Objective :: In the listing below, pick out lines with "Előírások".

Records excerpted from a collection
(begin)
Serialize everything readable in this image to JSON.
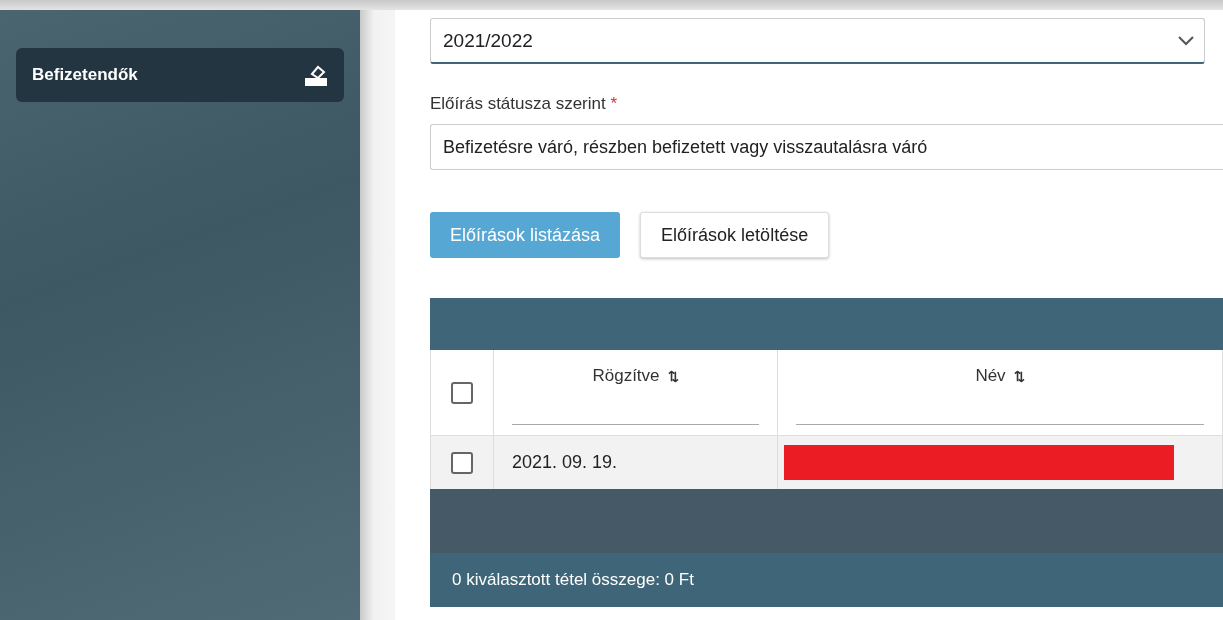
{
  "sidebar": {
    "items": [
      {
        "label": "Befizetendők",
        "selected": true
      }
    ]
  },
  "year_select": {
    "value": "2021/2022"
  },
  "status_filter": {
    "label": "Előírás státusza szerint",
    "required_mark": "*",
    "value": "Befizetésre váró, részben befizetett vagy visszautalásra váró"
  },
  "buttons": [
    {
      "label": "Előírások listázása",
      "kind": "primary"
    },
    {
      "label": "Előírások letöltése",
      "kind": "secondary"
    }
  ],
  "table": {
    "select_all": {
      "checked": false
    },
    "columns": [
      {
        "label": "Rögzítve",
        "sort_icon": "⇅"
      },
      {
        "label": "Név",
        "sort_icon": "⇅"
      }
    ],
    "rows": [
      {
        "checked": false,
        "date": "2021. 09. 19.",
        "name_redacted": true
      }
    ],
    "footer": "0 kiválasztott tétel összege: 0 Ft"
  }
}
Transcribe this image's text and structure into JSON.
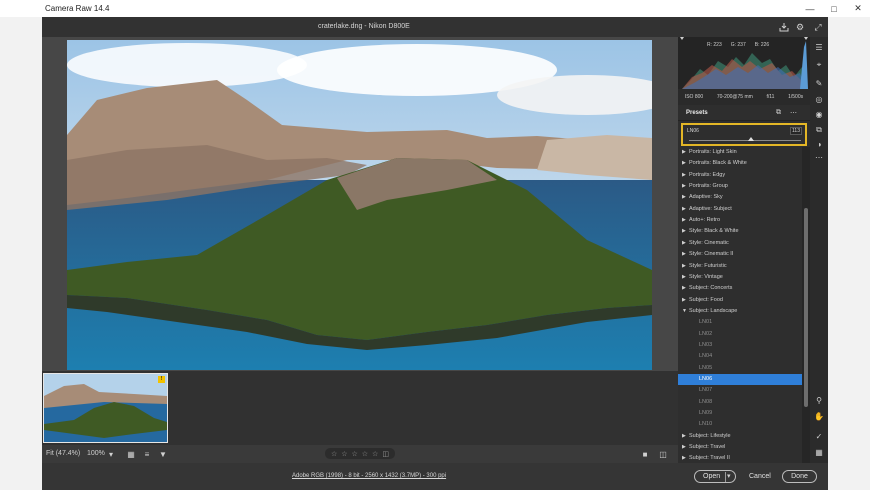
{
  "window": {
    "title": "Camera Raw 14.4"
  },
  "topbar": {
    "filename": "craterlake.dng",
    "separator": " - ",
    "camera": "Nikon D800E"
  },
  "histogram": {
    "r_label": "R: 223",
    "g_label": "G: 237",
    "b_label": "B: 226"
  },
  "exif": {
    "iso": "ISO 800",
    "lens": "70-200@75 mm",
    "aperture": "f/11",
    "shutter": "1/500s"
  },
  "presets": {
    "title": "Presets",
    "amount_name": "LN06",
    "amount_value": "113",
    "amount_fraction": 0.55,
    "groups": [
      "Portraits: Light Skin",
      "Portraits: Black & White",
      "Portraits: Edgy",
      "Portraits: Group",
      "Adaptive: Sky",
      "Adaptive: Subject",
      "Auto+: Retro",
      "Style: Black & White",
      "Style: Cinematic",
      "Style: Cinematic II",
      "Style: Futuristic",
      "Style: Vintage",
      "Subject: Concerts",
      "Subject: Food",
      "Subject: Landscape"
    ],
    "children": [
      "LN01",
      "LN02",
      "LN03",
      "LN04",
      "LN05",
      "LN06",
      "LN07",
      "LN08",
      "LN09",
      "LN10"
    ],
    "selected_child": "LN06",
    "after_groups": [
      "Subject: Lifestyle",
      "Subject: Travel",
      "Subject: Travel II"
    ]
  },
  "status": {
    "fit": "Fit (47.4%)",
    "zoom": "100%"
  },
  "workflow": "Adobe RGB (1998) - 8 bit - 2560 x 1432 (3.7MP) - 300 ppi",
  "buttons": {
    "open": "Open",
    "cancel": "Cancel",
    "done": "Done"
  },
  "colors": {
    "accent_highlight": "#e3b626",
    "selection": "#2f7fd9"
  }
}
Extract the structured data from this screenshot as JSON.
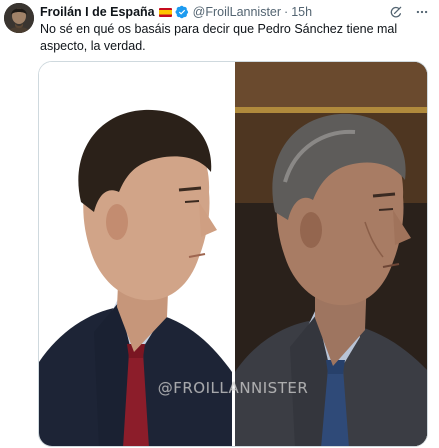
{
  "author": {
    "display_name": "Froilán I de España",
    "handle": "@FroilLannister",
    "separator": "·",
    "time": "15h",
    "flag_icon": "spain-flag-icon",
    "verified_icon": "verified-badge-icon",
    "verified_color": "#1d9bf0"
  },
  "actions": {
    "grok_icon": "grok-icon",
    "more_icon": "more-options-icon"
  },
  "tweet": {
    "text": "No sé en qué os basáis para decir que Pedro Sánchez tiene mal aspecto, la verdad."
  },
  "media": {
    "watermark": "@FROILLANNISTER"
  }
}
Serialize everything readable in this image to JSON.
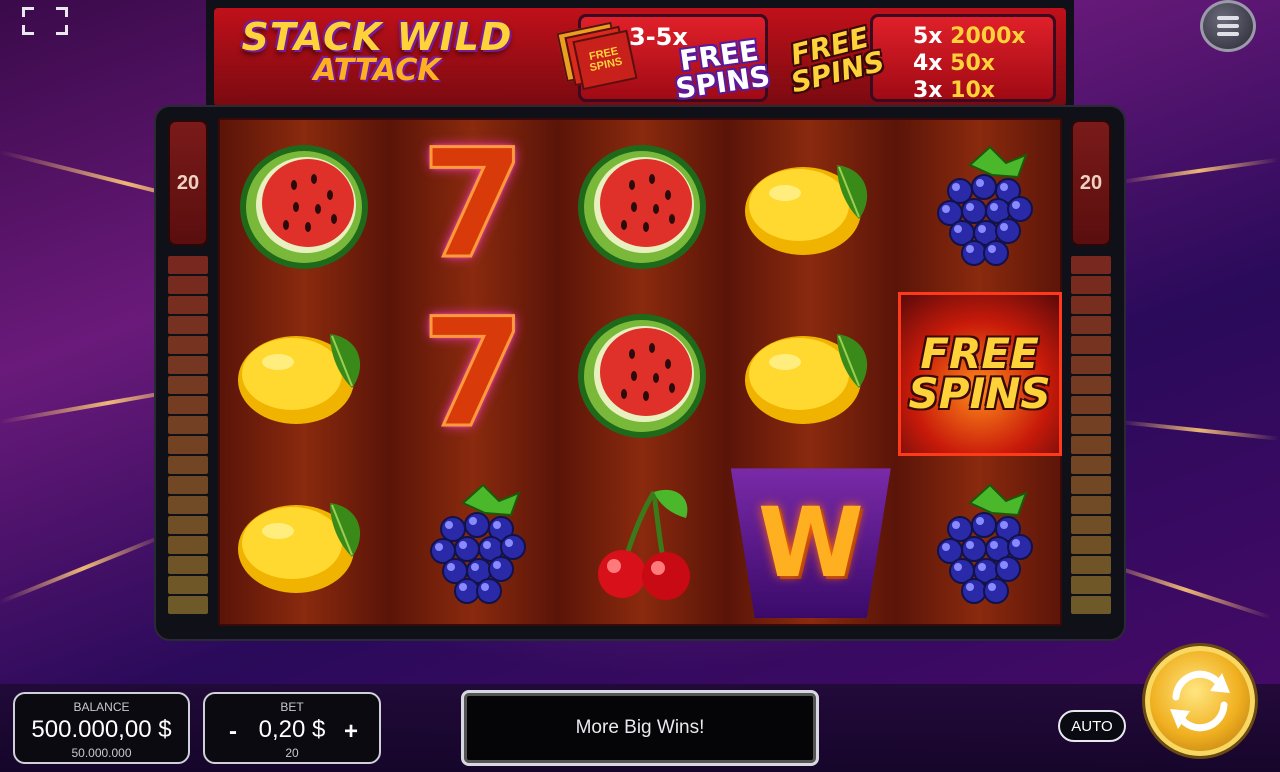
{
  "header": {
    "logo_line1": "STACK WILD",
    "logo_line2": "ATTACK",
    "promo_multiplier": "3-5x",
    "promo_card_text": "FREE SPINS",
    "promo_free_spins": "FREE SPINS",
    "scatter_badge": "FREE SPINS",
    "paytable": [
      {
        "count": "5x",
        "pay": "2000x"
      },
      {
        "count": "4x",
        "pay": "50x"
      },
      {
        "count": "3x",
        "pay": "10x"
      }
    ]
  },
  "reels": {
    "left_lines": "20",
    "right_lines": "20",
    "grid": [
      [
        "watermelon",
        "seven",
        "watermelon",
        "lemon",
        "grapes"
      ],
      [
        "lemon",
        "seven",
        "watermelon",
        "lemon",
        "free-spins"
      ],
      [
        "lemon",
        "grapes",
        "cherries",
        "wild",
        "grapes"
      ]
    ],
    "free_spins_symbol_text": "FREE SPINS",
    "wild_symbol_text": "W",
    "seven_symbol_text": "7"
  },
  "balance": {
    "caption": "BALANCE",
    "amount": "500.000,00 $",
    "sub": "50.000.000"
  },
  "bet": {
    "caption": "BET",
    "amount": "0,20 $",
    "sub": "20",
    "minus": "-",
    "plus": "+"
  },
  "message": "More Big Wins!",
  "controls": {
    "auto_label": "AUTO"
  },
  "colors": {
    "accent_gold": "#ffd23a",
    "reel_red": "#8a2a0e",
    "frame": "#101018"
  }
}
(end)
Exercise response ::
      "label": "Előírások listázása",
      "label": "Előírások letöltése",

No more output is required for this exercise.